TASK TO COMPLETE: Looking at the listing beneath, work out how many lines hold "zobaczyć" and report only that figure.

EXTRACTED INFORMATION:
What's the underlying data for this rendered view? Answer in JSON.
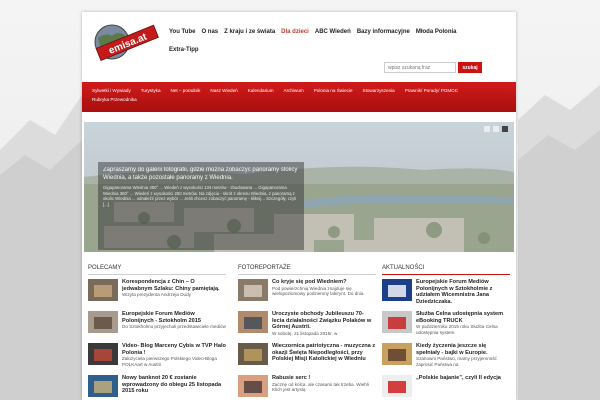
{
  "logo": {
    "text": "emisa.at"
  },
  "topnav": {
    "row1": [
      "You Tube",
      "O nas",
      "Z kraju i ze świata",
      "Dla dzieci",
      "ABC Wiedeń",
      "Bazy informacyjne",
      "Młoda Polonia"
    ],
    "row2": [
      "Extra-Tipp"
    ],
    "active_index": 3
  },
  "search": {
    "placeholder": "wpisz szukaną fraz",
    "button": "szukaj"
  },
  "redmenu": {
    "row1": [
      "Sylwetki i Wywiady",
      "Turystyka",
      "Net – poradnik",
      "Nasz Wiedeń",
      "Kalendarium",
      "Archiwum",
      "Polonia na Świecie",
      "Stowarzyszenia",
      "Prawnik/ Porady/ POMOC"
    ],
    "row2": [
      "Rubryka Przewodnika"
    ]
  },
  "slider": {
    "caption_title": "Zapraszamy do galerii fotografii, gdzie można zobaczyć panoramy stolicy Wiednia, a także pozostałe panoramy z Wiednia.",
    "caption_body": "Gigapanorama Wiednia 360° ... Wiedeń z wysokości 134 metrów - zbudowana ... Gigapanorama Wiednia 360° ... Wiedeń z wysokości 250 metrów. Na zdjęciu - skrót z okresu Wiednia, z panoramą z okolic Wiednia ... odnaleźć przez wybór ... Jeśli chcesz zobaczyć panoramę - kliknij... Szczegóły, czyli [...]",
    "dots": [
      false,
      false,
      true
    ]
  },
  "columns": [
    {
      "head": "POLECAMY",
      "items": [
        {
          "title": "Korespondencja z Chin – O jedwabnym Szlaku: Chiny pamiętają.",
          "desc": "Wizyta prezydenta Andrzeja Dudy"
        },
        {
          "title": "Europejskie Forum Mediów Polonijnych - Sztokholm 2015",
          "desc": "Do Sztokholmu przyjechali przedstawiciele mediów"
        },
        {
          "title": "Video- Blog Marceny Cybis w TVP Halo Polonia !",
          "desc": "Założyciela pierwszego Polskiego Video-Bloga POLKAart w Austrii"
        },
        {
          "title": "Nowy banknot 20 € zostanie wprowadzony do obiegu 25 listopada 2015 roku",
          "desc": ""
        }
      ]
    },
    {
      "head": "FOTOREPORTAŻE",
      "items": [
        {
          "title": "Co kryje się pod Wiedniem?",
          "desc": "Pod powierzchnią Wiednia znajduje się wielopoziomowy podziemny labirynt. Do dnia"
        },
        {
          "title": "Uroczyste obchody Jubileuszu 70-lecia działalności Związku Polaków w Górnej Austrii.",
          "desc": "W sobotę, 21 listopada 2015r. w"
        },
        {
          "title": "Wieczornica patriotyczna - muzyczna z okazji Święta Niepodległości, przy Polskiej Misji Katolickiej w Wiedniu",
          "desc": ""
        },
        {
          "title": "Rabusie serc !",
          "desc": "Zacznę od kolca. ale czasami tak trzeba. Wiehli Klich jest artystą"
        }
      ]
    },
    {
      "head": "AKTUALNOŚCI",
      "items": [
        {
          "title": "Europejskie Forum Mediów Polonijnych w Sztokholmie z udziałem Wicemnistra Jana Dziedziczaka.",
          "desc": ""
        },
        {
          "title": "Służba Celna udostępnia system eBooking TRUCK",
          "desc": "W październiku 2015 roku Służba Celna udostępnia system"
        },
        {
          "title": "Kiedy życzenia jeszcze się spełniały - bajki w Europie.",
          "desc": "Szanowni Państwo, mamy przyjemność zaprosić Państwa na"
        },
        {
          "title": "„Polskie bajanie”, czyli II edycja",
          "desc": ""
        }
      ]
    }
  ]
}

COMPLETED EXERCISE: 2